What to produce:
Go through the data below. List every line that holds the word "text".

[Items from a dataset]
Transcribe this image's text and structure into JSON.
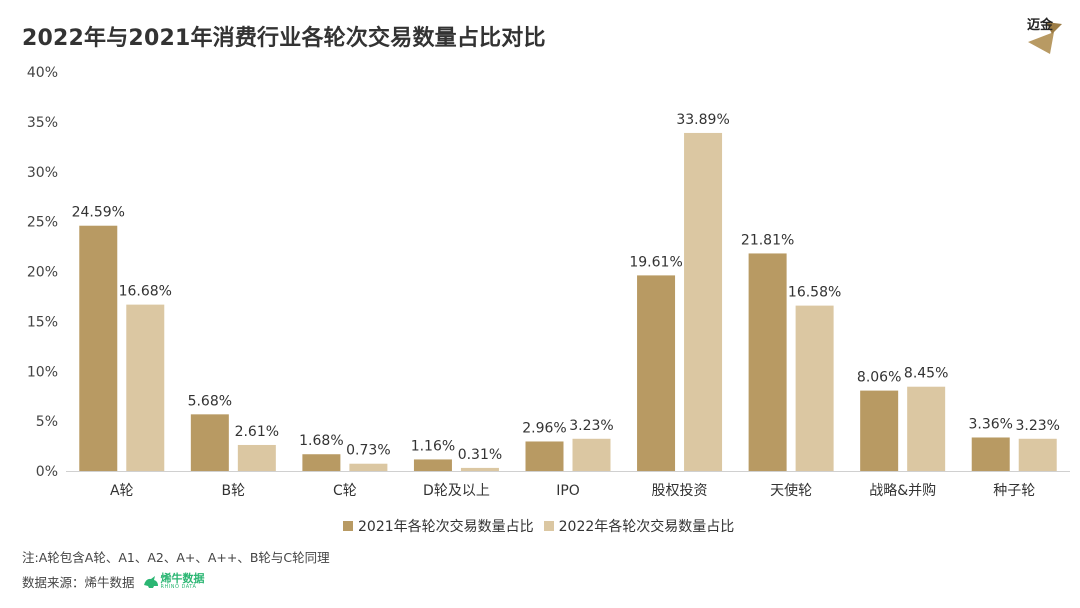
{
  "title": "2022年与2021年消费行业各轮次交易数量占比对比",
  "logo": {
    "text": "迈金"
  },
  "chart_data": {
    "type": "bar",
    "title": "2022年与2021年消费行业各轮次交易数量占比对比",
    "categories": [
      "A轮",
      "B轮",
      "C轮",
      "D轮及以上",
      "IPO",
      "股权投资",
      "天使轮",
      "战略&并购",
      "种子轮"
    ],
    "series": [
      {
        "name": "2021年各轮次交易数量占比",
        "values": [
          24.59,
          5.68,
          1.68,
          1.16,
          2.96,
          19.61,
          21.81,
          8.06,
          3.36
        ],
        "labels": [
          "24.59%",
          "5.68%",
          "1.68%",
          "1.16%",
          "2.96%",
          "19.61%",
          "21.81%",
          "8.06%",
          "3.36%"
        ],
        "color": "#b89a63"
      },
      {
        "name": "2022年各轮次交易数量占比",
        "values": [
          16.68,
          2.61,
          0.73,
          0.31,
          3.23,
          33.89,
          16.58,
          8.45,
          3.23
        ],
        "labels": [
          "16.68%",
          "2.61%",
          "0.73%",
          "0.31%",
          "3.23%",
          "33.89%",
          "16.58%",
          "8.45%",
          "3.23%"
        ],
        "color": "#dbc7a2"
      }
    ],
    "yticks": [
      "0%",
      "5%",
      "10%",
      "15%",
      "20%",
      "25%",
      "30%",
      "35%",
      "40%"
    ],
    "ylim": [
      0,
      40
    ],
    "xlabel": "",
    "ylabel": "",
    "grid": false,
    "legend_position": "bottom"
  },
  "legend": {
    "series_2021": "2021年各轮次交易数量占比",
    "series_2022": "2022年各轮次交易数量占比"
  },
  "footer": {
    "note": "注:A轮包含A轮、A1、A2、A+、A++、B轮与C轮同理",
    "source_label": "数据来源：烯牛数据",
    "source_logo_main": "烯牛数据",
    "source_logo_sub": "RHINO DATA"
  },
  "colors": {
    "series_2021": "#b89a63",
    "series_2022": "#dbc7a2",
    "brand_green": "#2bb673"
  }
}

Full answer:
Transcribe this image's text and structure into JSON.
    "text": "迈金"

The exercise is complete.